REQUIRED WORK:
The listing below is to be output in its exact form.

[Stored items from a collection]

=-=-=

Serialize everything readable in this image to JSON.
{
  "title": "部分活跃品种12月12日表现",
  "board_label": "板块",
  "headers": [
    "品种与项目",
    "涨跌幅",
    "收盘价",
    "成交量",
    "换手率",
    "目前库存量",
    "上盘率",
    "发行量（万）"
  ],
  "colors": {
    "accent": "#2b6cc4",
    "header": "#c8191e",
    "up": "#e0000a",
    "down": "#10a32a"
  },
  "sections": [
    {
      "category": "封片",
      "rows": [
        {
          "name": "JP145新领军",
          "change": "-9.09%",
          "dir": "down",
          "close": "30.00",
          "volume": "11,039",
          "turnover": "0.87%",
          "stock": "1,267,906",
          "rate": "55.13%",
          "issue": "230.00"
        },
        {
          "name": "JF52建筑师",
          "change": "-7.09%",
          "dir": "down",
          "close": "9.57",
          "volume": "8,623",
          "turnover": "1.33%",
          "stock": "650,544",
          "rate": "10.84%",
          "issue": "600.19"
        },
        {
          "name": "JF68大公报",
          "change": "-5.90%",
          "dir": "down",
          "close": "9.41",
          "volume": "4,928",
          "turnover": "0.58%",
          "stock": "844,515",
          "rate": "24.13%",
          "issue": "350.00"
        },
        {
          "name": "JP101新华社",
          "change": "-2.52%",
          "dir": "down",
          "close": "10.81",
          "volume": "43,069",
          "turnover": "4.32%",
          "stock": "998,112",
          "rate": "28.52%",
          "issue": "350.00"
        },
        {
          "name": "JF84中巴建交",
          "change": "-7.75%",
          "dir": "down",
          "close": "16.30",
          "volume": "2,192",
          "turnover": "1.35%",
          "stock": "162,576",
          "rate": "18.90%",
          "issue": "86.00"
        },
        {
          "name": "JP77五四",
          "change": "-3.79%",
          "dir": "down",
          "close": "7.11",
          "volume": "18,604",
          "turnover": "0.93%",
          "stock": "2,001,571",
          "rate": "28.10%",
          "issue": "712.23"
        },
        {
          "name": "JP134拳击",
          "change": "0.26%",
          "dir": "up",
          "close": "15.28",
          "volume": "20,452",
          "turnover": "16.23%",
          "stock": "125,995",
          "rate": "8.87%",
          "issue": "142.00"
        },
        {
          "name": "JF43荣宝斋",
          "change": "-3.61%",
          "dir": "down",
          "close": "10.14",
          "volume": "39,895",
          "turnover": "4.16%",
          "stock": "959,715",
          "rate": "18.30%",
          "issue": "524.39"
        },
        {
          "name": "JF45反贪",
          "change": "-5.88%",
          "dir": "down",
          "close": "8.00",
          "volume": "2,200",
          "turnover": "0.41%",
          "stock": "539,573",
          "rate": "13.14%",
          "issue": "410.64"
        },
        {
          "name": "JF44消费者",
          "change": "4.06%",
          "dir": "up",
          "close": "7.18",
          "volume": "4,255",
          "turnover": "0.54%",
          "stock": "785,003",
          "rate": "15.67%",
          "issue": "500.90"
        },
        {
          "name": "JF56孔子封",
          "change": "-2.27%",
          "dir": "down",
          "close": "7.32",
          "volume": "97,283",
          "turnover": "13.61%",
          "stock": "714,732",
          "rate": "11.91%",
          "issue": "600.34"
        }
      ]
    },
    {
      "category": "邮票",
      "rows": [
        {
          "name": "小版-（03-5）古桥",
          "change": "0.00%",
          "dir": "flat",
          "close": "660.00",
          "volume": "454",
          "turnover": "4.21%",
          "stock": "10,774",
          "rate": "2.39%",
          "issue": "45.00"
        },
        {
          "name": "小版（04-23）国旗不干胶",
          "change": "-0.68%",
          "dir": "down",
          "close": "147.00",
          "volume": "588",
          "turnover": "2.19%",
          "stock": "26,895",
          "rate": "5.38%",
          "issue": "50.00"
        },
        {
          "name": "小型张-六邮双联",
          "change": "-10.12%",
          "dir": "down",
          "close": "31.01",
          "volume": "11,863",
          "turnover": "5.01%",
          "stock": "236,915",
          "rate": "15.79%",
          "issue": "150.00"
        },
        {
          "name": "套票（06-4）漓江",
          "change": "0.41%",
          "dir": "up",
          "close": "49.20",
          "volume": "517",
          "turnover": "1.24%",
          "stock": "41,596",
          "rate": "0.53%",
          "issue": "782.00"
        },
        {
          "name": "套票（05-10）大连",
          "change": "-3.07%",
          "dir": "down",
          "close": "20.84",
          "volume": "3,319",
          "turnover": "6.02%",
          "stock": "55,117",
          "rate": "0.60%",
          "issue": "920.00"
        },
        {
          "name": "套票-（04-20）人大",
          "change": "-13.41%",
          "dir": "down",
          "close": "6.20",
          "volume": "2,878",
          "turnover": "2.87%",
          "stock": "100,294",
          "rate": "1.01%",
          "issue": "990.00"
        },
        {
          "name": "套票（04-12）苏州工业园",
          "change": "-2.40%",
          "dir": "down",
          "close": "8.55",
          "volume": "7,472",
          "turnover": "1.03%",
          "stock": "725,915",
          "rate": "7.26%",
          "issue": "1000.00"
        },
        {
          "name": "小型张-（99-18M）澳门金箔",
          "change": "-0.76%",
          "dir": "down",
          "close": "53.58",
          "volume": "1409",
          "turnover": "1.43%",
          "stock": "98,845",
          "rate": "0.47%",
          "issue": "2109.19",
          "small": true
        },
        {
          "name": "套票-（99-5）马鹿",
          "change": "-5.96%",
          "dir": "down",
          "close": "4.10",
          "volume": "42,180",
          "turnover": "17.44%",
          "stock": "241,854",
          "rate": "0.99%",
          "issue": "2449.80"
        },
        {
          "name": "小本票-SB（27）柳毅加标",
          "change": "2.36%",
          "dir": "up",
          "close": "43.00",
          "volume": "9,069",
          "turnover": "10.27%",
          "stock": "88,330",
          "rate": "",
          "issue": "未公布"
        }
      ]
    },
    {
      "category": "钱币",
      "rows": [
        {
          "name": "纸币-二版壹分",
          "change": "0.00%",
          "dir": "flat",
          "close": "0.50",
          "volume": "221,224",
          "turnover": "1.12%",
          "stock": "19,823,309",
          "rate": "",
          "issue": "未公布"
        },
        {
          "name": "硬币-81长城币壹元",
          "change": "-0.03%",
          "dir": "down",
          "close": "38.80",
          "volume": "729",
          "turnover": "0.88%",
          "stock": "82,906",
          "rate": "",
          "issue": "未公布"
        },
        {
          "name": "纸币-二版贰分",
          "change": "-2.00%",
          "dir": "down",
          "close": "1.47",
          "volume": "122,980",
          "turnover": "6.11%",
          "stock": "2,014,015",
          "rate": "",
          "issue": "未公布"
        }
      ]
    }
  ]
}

=-=-=

REPLY TO THE TASK:
Serialize everything readable in this image to JSON.
{
  "title": "部分活跃品种12月12日表现",
  "board_label": "板块",
  "headers": [
    "品种与项目",
    "涨跌幅",
    "收盘价",
    "成交量",
    "换手率",
    "目前库存量",
    "上盘率",
    "发行量（万）"
  ],
  "colors": {
    "accent": "#2b6cc4",
    "header": "#c8191e",
    "up": "#e0000a",
    "down": "#10a32a"
  },
  "sections": [
    {
      "category": "封片",
      "rows": [
        {
          "name": "JP145新领军",
          "change": "-9.09%",
          "dir": "down",
          "close": "30.00",
          "volume": "11,039",
          "turnover": "0.87%",
          "stock": "1,267,906",
          "rate": "55.13%",
          "issue": "230.00"
        },
        {
          "name": "JF52建筑师",
          "change": "-7.09%",
          "dir": "down",
          "close": "9.57",
          "volume": "8,623",
          "turnover": "1.33%",
          "stock": "650,544",
          "rate": "10.84%",
          "issue": "600.19"
        },
        {
          "name": "JF68大公报",
          "change": "-5.90%",
          "dir": "down",
          "close": "9.41",
          "volume": "4,928",
          "turnover": "0.58%",
          "stock": "844,515",
          "rate": "24.13%",
          "issue": "350.00"
        },
        {
          "name": "JP101新华社",
          "change": "-2.52%",
          "dir": "down",
          "close": "10.81",
          "volume": "43,069",
          "turnover": "4.32%",
          "stock": "998,112",
          "rate": "28.52%",
          "issue": "350.00"
        },
        {
          "name": "JF84中巴建交",
          "change": "-7.75%",
          "dir": "down",
          "close": "16.30",
          "volume": "2,192",
          "turnover": "1.35%",
          "stock": "162,576",
          "rate": "18.90%",
          "issue": "86.00"
        },
        {
          "name": "JP77五四",
          "change": "-3.79%",
          "dir": "down",
          "close": "7.11",
          "volume": "18,604",
          "turnover": "0.93%",
          "stock": "2,001,571",
          "rate": "28.10%",
          "issue": "712.23"
        },
        {
          "name": "JP134拳击",
          "change": "0.26%",
          "dir": "up",
          "close": "15.28",
          "volume": "20,452",
          "turnover": "16.23%",
          "stock": "125,995",
          "rate": "8.87%",
          "issue": "142.00"
        },
        {
          "name": "JF43荣宝斋",
          "change": "-3.61%",
          "dir": "down",
          "close": "10.14",
          "volume": "39,895",
          "turnover": "4.16%",
          "stock": "959,715",
          "rate": "18.30%",
          "issue": "524.39"
        },
        {
          "name": "JF45反贪",
          "change": "-5.88%",
          "dir": "down",
          "close": "8.00",
          "volume": "2,200",
          "turnover": "0.41%",
          "stock": "539,573",
          "rate": "13.14%",
          "issue": "410.64"
        },
        {
          "name": "JF44消费者",
          "change": "4.06%",
          "dir": "up",
          "close": "7.18",
          "volume": "4,255",
          "turnover": "0.54%",
          "stock": "785,003",
          "rate": "15.67%",
          "issue": "500.90"
        },
        {
          "name": "JF56孔子封",
          "change": "-2.27%",
          "dir": "down",
          "close": "7.32",
          "volume": "97,283",
          "turnover": "13.61%",
          "stock": "714,732",
          "rate": "11.91%",
          "issue": "600.34"
        }
      ]
    },
    {
      "category": "邮票",
      "rows": [
        {
          "name": "小版-（03-5）古桥",
          "change": "0.00%",
          "dir": "flat",
          "close": "660.00",
          "volume": "454",
          "turnover": "4.21%",
          "stock": "10,774",
          "rate": "2.39%",
          "issue": "45.00"
        },
        {
          "name": "小版（04-23）国旗不干胶",
          "change": "-0.68%",
          "dir": "down",
          "close": "147.00",
          "volume": "588",
          "turnover": "2.19%",
          "stock": "26,895",
          "rate": "5.38%",
          "issue": "50.00"
        },
        {
          "name": "小型张-六邮双联",
          "change": "-10.12%",
          "dir": "down",
          "close": "31.01",
          "volume": "11,863",
          "turnover": "5.01%",
          "stock": "236,915",
          "rate": "15.79%",
          "issue": "150.00"
        },
        {
          "name": "套票（06-4）漓江",
          "change": "0.41%",
          "dir": "up",
          "close": "49.20",
          "volume": "517",
          "turnover": "1.24%",
          "stock": "41,596",
          "rate": "0.53%",
          "issue": "782.00"
        },
        {
          "name": "套票（05-10）大连",
          "change": "-3.07%",
          "dir": "down",
          "close": "20.84",
          "volume": "3,319",
          "turnover": "6.02%",
          "stock": "55,117",
          "rate": "0.60%",
          "issue": "920.00"
        },
        {
          "name": "套票-（04-20）人大",
          "change": "-13.41%",
          "dir": "down",
          "close": "6.20",
          "volume": "2,878",
          "turnover": "2.87%",
          "stock": "100,294",
          "rate": "1.01%",
          "issue": "990.00"
        },
        {
          "name": "套票（04-12）苏州工业园",
          "change": "-2.40%",
          "dir": "down",
          "close": "8.55",
          "volume": "7,472",
          "turnover": "1.03%",
          "stock": "725,915",
          "rate": "7.26%",
          "issue": "1000.00"
        },
        {
          "name": "小型张-（99-18M）澳门金箔",
          "change": "-0.76%",
          "dir": "down",
          "close": "53.58",
          "volume": "1409",
          "turnover": "1.43%",
          "stock": "98,845",
          "rate": "0.47%",
          "issue": "2109.19",
          "small": true
        },
        {
          "name": "套票-（99-5）马鹿",
          "change": "-5.96%",
          "dir": "down",
          "close": "4.10",
          "volume": "42,180",
          "turnover": "17.44%",
          "stock": "241,854",
          "rate": "0.99%",
          "issue": "2449.80"
        },
        {
          "name": "小本票-SB（27）柳毅加标",
          "change": "2.36%",
          "dir": "up",
          "close": "43.00",
          "volume": "9,069",
          "turnover": "10.27%",
          "stock": "88,330",
          "rate": "",
          "issue": "未公布"
        }
      ]
    },
    {
      "category": "钱币",
      "rows": [
        {
          "name": "纸币-二版壹分",
          "change": "0.00%",
          "dir": "flat",
          "close": "0.50",
          "volume": "221,224",
          "turnover": "1.12%",
          "stock": "19,823,309",
          "rate": "",
          "issue": "未公布"
        },
        {
          "name": "硬币-81长城币壹元",
          "change": "-0.03%",
          "dir": "down",
          "close": "38.80",
          "volume": "729",
          "turnover": "0.88%",
          "stock": "82,906",
          "rate": "",
          "issue": "未公布"
        },
        {
          "name": "纸币-二版贰分",
          "change": "-2.00%",
          "dir": "down",
          "close": "1.47",
          "volume": "122,980",
          "turnover": "6.11%",
          "stock": "2,014,015",
          "rate": "",
          "issue": "未公布"
        }
      ]
    }
  ]
}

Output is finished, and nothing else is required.